EXERCISE GOAL: Would you return every line of the listing below that has "Dendritic" in it?

RECORDS FOR THE EXERCISE:
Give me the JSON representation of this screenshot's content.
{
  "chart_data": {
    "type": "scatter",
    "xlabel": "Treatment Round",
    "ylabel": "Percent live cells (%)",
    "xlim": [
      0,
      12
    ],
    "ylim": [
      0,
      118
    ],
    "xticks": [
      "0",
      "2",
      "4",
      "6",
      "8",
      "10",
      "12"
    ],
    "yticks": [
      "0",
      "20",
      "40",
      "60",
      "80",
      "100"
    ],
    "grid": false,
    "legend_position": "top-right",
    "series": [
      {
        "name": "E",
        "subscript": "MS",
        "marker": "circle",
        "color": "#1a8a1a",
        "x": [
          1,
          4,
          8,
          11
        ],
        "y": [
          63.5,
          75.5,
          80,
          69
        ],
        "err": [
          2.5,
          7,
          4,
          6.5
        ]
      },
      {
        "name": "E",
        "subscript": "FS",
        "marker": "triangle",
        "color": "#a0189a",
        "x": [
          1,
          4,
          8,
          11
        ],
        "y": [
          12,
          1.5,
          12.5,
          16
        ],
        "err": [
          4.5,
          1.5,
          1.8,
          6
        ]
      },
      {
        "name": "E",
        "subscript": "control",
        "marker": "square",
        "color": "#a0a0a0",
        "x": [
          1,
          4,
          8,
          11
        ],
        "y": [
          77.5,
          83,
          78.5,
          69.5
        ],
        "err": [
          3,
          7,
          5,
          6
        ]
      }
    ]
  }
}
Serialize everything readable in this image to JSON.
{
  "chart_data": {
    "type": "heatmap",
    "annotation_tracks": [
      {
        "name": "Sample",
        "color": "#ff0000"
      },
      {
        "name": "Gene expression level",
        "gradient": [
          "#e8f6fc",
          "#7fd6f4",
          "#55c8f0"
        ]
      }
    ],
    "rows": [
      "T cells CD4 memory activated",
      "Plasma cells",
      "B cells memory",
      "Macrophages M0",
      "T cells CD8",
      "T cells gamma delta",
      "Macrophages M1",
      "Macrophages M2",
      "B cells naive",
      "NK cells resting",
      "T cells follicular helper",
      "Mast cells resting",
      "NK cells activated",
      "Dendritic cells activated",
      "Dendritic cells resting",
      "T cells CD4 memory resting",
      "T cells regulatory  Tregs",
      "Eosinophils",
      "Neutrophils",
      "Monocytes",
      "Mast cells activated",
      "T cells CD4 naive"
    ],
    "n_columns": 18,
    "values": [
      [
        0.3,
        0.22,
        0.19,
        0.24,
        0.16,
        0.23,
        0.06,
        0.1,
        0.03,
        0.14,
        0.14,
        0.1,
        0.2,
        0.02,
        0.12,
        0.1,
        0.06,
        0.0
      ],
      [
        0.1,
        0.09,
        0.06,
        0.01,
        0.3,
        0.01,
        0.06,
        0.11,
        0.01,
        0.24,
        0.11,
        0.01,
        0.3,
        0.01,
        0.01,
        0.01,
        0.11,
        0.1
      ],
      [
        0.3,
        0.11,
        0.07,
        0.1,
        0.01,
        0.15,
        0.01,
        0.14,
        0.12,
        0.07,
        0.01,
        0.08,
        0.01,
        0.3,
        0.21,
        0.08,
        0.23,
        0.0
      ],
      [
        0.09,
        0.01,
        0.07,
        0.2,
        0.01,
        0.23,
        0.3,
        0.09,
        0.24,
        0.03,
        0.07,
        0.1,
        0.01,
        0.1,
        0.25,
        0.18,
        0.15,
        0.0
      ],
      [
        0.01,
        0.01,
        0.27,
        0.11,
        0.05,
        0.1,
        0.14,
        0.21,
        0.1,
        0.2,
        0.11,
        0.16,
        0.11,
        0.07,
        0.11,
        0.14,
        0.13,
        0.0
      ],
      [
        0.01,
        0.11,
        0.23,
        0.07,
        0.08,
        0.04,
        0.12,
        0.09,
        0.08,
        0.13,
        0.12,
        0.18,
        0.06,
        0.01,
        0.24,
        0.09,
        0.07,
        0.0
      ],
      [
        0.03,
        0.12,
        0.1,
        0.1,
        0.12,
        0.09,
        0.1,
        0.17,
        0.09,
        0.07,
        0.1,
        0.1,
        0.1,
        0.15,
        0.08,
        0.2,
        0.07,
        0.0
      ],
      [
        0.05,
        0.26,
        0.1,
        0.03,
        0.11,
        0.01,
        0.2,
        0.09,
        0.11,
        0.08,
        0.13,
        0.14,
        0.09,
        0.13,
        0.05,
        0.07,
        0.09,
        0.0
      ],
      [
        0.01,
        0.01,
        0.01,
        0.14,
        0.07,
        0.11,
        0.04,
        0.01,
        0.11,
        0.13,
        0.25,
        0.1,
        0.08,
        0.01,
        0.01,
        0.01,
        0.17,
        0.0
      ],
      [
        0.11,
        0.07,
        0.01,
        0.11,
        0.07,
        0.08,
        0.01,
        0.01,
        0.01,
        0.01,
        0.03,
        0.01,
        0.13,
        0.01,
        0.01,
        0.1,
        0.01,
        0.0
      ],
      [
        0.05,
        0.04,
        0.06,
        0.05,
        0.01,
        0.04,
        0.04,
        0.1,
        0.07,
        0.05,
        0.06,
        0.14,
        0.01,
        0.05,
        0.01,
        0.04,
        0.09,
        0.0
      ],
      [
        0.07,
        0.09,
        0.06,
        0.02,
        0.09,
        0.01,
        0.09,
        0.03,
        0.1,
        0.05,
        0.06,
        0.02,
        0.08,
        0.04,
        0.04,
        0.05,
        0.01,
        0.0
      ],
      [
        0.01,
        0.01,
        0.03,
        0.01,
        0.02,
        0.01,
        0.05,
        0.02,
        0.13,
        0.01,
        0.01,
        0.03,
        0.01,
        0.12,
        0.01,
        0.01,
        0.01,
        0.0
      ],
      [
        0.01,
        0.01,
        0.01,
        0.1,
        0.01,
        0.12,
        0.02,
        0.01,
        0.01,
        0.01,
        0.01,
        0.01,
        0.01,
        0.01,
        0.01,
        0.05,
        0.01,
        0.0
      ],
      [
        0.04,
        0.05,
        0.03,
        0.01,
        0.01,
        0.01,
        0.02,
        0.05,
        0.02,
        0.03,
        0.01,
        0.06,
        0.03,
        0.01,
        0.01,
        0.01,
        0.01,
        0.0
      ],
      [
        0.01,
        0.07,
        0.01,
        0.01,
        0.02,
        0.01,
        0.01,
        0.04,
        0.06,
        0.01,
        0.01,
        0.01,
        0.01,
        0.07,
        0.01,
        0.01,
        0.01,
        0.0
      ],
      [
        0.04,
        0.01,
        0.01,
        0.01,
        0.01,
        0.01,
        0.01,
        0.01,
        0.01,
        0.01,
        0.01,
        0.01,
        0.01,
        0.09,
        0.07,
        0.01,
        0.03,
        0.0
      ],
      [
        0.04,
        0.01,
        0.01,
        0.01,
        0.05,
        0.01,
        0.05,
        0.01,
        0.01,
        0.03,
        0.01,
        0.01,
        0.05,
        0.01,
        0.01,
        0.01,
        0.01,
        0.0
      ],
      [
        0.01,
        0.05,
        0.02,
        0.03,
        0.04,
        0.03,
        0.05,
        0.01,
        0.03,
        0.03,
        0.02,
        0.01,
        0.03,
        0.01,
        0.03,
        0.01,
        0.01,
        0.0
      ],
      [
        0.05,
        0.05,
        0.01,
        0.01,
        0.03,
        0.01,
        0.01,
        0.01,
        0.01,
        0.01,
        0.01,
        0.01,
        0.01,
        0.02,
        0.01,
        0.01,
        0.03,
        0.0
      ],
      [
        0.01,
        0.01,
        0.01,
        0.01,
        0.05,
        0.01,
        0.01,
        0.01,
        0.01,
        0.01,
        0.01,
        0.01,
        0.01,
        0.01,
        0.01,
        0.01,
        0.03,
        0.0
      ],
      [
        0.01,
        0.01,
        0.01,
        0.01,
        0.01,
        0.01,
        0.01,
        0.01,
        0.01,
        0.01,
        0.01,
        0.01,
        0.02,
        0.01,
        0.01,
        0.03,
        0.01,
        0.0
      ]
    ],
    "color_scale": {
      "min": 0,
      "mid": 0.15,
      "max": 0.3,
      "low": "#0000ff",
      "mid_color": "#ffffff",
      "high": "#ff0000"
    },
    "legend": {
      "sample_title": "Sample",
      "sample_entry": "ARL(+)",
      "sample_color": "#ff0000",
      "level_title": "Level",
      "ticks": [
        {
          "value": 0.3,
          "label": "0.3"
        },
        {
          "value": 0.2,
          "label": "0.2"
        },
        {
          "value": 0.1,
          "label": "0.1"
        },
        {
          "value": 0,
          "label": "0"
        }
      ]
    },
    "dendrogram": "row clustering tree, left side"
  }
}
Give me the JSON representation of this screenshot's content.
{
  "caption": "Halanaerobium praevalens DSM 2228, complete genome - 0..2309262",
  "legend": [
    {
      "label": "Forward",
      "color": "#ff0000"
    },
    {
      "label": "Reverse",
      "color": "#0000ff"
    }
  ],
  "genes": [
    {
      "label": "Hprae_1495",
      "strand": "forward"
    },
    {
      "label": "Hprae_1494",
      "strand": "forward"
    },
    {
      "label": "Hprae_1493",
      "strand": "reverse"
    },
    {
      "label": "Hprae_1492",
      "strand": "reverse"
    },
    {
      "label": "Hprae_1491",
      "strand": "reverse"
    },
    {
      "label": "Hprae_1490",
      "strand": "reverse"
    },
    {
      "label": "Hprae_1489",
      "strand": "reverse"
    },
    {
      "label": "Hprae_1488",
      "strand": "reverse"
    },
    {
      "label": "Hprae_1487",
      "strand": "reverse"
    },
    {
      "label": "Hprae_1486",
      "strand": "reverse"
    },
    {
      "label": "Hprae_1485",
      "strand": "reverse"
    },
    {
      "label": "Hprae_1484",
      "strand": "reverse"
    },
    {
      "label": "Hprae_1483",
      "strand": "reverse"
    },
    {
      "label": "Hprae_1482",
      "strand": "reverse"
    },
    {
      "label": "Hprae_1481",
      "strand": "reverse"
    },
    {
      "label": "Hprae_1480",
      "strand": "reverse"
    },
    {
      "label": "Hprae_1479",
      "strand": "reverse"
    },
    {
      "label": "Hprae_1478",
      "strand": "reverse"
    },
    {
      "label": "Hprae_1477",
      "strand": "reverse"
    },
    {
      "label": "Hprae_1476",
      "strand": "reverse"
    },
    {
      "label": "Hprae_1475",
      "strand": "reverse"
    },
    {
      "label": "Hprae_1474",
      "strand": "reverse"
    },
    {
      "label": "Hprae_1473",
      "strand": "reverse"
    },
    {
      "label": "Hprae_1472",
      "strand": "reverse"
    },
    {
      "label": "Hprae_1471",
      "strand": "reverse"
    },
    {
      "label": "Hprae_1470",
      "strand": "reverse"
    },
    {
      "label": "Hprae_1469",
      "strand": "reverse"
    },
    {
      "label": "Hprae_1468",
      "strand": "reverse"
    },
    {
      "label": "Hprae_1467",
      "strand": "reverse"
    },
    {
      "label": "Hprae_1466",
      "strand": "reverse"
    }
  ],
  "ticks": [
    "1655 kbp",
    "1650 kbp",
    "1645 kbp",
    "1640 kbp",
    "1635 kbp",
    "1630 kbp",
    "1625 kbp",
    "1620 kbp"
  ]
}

SOLVED PROBLEM:
      "Dendritic cells activated",
      "Dendritic cells resting",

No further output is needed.